> Recorded data
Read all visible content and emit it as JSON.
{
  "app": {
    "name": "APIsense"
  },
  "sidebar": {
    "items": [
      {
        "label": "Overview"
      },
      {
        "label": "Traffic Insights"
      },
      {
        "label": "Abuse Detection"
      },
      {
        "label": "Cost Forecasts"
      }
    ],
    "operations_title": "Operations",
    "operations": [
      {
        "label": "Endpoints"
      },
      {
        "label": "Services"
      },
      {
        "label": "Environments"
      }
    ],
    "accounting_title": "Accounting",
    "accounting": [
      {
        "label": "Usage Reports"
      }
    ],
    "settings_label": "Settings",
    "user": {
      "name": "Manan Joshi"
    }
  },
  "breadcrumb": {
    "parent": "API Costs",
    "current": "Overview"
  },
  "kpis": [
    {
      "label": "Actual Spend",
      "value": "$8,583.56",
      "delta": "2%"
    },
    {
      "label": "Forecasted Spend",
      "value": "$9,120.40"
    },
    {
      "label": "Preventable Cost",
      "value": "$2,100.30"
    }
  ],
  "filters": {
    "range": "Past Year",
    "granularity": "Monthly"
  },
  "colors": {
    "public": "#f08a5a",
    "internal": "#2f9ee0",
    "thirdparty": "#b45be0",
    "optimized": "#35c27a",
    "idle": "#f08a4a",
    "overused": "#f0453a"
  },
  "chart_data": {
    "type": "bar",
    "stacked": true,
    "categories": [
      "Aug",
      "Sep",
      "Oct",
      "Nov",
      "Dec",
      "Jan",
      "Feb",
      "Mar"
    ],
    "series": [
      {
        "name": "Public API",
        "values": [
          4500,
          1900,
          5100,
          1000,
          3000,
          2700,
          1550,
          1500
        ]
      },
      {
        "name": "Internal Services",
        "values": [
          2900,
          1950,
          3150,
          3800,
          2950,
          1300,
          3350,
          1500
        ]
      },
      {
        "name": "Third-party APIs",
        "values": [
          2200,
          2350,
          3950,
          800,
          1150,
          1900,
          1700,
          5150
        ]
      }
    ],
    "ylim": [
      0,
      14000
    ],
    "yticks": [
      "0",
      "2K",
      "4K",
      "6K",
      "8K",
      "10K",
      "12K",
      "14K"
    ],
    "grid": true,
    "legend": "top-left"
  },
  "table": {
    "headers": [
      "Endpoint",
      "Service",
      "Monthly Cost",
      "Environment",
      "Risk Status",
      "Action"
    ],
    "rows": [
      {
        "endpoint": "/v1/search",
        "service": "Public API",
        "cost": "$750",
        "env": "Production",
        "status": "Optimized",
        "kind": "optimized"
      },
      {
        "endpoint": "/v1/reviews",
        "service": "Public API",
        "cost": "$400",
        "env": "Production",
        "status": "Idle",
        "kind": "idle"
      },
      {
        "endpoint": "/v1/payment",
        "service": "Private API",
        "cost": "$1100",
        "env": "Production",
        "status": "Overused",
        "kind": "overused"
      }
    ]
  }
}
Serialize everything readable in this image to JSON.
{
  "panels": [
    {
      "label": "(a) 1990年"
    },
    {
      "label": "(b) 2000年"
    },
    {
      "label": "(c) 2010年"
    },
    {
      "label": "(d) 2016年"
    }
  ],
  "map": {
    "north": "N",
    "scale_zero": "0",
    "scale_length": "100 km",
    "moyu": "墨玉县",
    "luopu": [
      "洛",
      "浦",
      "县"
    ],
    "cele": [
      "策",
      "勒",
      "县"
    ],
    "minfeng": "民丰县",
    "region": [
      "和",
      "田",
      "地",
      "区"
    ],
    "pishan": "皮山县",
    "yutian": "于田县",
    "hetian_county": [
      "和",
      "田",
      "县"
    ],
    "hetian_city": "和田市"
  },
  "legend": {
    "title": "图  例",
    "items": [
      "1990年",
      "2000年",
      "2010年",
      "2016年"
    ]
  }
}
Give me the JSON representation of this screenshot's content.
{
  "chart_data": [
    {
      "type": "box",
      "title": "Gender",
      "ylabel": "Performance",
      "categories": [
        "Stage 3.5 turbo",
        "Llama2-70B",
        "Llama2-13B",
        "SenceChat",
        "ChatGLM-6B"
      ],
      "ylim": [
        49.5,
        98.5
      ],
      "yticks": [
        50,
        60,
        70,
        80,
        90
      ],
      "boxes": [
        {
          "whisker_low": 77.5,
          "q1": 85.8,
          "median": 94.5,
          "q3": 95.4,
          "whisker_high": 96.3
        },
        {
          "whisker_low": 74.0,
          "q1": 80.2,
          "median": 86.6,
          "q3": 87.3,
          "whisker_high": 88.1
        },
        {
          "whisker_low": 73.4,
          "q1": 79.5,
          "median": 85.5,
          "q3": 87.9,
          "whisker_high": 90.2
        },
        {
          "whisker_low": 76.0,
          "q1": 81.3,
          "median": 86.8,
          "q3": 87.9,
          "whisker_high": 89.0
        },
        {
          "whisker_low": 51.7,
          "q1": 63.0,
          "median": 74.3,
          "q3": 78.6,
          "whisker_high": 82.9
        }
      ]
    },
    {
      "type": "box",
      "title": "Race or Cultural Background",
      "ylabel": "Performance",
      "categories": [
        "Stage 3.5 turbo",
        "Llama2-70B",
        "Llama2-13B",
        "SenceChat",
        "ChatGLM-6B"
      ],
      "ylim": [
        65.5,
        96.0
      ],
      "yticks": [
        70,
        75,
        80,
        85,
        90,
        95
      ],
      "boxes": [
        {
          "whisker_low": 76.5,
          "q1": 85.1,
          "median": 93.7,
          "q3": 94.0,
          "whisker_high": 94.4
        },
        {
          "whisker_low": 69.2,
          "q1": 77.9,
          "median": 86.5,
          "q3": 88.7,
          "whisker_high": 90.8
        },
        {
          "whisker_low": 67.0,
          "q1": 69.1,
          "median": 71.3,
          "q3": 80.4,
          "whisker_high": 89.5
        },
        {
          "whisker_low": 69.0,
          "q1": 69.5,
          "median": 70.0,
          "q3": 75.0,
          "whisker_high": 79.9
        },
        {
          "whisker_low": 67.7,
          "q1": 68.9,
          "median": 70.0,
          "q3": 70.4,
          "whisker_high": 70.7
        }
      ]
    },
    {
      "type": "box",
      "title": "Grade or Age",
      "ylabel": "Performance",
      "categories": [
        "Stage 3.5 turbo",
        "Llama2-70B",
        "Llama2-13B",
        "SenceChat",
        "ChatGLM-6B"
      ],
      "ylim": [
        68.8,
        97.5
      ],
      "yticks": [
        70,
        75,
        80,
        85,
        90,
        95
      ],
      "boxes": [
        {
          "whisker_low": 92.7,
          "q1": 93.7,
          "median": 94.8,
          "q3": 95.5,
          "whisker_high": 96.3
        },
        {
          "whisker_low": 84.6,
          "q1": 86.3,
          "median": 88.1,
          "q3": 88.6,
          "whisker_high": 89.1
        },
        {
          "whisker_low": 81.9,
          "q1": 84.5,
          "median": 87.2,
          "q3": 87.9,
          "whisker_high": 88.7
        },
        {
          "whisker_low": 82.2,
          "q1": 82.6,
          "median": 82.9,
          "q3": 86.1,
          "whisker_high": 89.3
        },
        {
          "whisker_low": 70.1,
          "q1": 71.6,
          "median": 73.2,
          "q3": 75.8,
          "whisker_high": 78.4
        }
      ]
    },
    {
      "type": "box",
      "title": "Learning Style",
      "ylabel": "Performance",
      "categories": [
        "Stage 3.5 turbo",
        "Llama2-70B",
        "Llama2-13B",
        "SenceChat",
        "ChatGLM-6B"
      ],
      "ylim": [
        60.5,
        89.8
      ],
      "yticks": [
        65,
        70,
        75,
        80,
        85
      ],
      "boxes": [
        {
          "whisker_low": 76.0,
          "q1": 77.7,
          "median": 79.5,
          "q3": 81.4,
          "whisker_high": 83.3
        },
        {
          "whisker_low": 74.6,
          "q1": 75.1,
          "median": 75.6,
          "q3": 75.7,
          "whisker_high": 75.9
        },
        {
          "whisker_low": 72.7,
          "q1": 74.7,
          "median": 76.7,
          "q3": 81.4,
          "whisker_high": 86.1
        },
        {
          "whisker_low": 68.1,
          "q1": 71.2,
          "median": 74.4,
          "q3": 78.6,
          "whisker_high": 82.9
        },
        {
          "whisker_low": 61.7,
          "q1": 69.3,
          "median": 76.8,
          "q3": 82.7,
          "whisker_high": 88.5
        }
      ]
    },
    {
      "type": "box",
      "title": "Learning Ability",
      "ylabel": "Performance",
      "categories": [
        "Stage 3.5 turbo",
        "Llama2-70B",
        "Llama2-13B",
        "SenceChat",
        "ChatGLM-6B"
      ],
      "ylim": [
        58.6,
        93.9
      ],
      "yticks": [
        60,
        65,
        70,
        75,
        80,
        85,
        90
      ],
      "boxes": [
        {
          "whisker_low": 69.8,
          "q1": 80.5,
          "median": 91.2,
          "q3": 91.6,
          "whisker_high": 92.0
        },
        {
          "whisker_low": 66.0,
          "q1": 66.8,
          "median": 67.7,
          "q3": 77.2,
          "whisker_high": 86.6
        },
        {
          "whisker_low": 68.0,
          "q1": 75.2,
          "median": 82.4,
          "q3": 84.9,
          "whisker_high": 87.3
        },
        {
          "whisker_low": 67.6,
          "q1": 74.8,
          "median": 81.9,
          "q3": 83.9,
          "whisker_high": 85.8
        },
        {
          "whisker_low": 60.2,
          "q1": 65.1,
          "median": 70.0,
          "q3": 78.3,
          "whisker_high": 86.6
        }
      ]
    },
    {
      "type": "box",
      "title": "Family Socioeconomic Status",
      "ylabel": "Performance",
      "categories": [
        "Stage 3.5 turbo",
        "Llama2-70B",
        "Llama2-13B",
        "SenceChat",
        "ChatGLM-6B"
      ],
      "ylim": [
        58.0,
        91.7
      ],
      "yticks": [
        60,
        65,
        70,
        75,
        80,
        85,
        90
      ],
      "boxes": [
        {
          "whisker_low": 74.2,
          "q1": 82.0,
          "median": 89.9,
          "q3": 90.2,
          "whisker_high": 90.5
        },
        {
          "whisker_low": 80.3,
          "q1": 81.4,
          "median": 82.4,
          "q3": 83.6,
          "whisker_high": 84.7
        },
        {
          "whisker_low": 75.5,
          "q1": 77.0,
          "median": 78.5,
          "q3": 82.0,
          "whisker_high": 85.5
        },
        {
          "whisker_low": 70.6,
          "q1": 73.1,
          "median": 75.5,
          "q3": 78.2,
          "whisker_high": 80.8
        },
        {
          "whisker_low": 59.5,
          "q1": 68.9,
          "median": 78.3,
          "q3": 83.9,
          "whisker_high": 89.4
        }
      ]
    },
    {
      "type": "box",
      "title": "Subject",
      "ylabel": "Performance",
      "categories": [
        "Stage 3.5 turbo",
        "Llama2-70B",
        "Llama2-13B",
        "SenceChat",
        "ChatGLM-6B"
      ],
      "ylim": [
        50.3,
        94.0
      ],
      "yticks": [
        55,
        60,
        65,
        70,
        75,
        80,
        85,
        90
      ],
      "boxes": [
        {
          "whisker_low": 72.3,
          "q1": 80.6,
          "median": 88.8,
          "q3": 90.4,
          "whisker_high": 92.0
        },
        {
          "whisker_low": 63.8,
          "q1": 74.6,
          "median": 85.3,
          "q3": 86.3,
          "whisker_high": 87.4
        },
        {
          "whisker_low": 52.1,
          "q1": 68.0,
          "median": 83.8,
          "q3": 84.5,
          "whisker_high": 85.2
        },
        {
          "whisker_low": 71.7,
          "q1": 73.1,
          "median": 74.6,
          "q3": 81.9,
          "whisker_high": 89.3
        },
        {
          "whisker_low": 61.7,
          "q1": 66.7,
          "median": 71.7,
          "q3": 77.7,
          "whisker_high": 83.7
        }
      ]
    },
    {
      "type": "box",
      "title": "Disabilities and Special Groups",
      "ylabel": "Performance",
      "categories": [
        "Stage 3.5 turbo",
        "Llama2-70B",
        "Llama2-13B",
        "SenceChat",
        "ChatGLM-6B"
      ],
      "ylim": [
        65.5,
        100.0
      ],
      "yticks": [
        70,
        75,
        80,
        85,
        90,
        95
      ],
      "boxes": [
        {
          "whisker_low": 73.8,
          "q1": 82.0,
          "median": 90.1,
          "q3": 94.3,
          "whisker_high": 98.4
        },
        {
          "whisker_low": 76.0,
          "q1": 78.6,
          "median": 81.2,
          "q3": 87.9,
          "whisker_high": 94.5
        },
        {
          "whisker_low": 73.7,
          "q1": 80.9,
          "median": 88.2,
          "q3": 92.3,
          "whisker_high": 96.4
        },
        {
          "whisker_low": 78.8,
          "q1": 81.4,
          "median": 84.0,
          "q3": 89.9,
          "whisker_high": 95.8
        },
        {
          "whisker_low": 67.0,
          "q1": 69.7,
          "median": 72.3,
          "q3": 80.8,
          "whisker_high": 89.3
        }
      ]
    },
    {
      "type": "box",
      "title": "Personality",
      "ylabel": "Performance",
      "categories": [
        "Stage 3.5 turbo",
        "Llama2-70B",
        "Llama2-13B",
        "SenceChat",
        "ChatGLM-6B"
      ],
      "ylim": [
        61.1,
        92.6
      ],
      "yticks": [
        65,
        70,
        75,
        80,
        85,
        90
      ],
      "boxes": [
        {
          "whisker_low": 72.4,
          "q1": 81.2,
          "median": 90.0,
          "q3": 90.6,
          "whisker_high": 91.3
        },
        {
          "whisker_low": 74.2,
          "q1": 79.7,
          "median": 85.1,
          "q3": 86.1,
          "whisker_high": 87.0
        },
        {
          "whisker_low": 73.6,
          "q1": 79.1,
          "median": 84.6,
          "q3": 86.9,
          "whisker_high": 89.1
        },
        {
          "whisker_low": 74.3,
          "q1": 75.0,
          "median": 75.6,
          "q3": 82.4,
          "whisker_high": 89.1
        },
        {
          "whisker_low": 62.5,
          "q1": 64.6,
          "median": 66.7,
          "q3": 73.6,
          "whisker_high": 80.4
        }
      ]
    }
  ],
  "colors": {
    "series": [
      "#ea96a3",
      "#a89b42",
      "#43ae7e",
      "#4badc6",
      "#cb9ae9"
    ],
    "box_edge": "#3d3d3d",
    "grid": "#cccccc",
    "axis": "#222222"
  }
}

> Short exercise
Scan the listing above and copy all lines containing the word "JSON".

> Full answer
Read all visible content and emit it as JSON.
Serialize everything readable in this image to JSON.
Give me the JSON representation of this screenshot's content.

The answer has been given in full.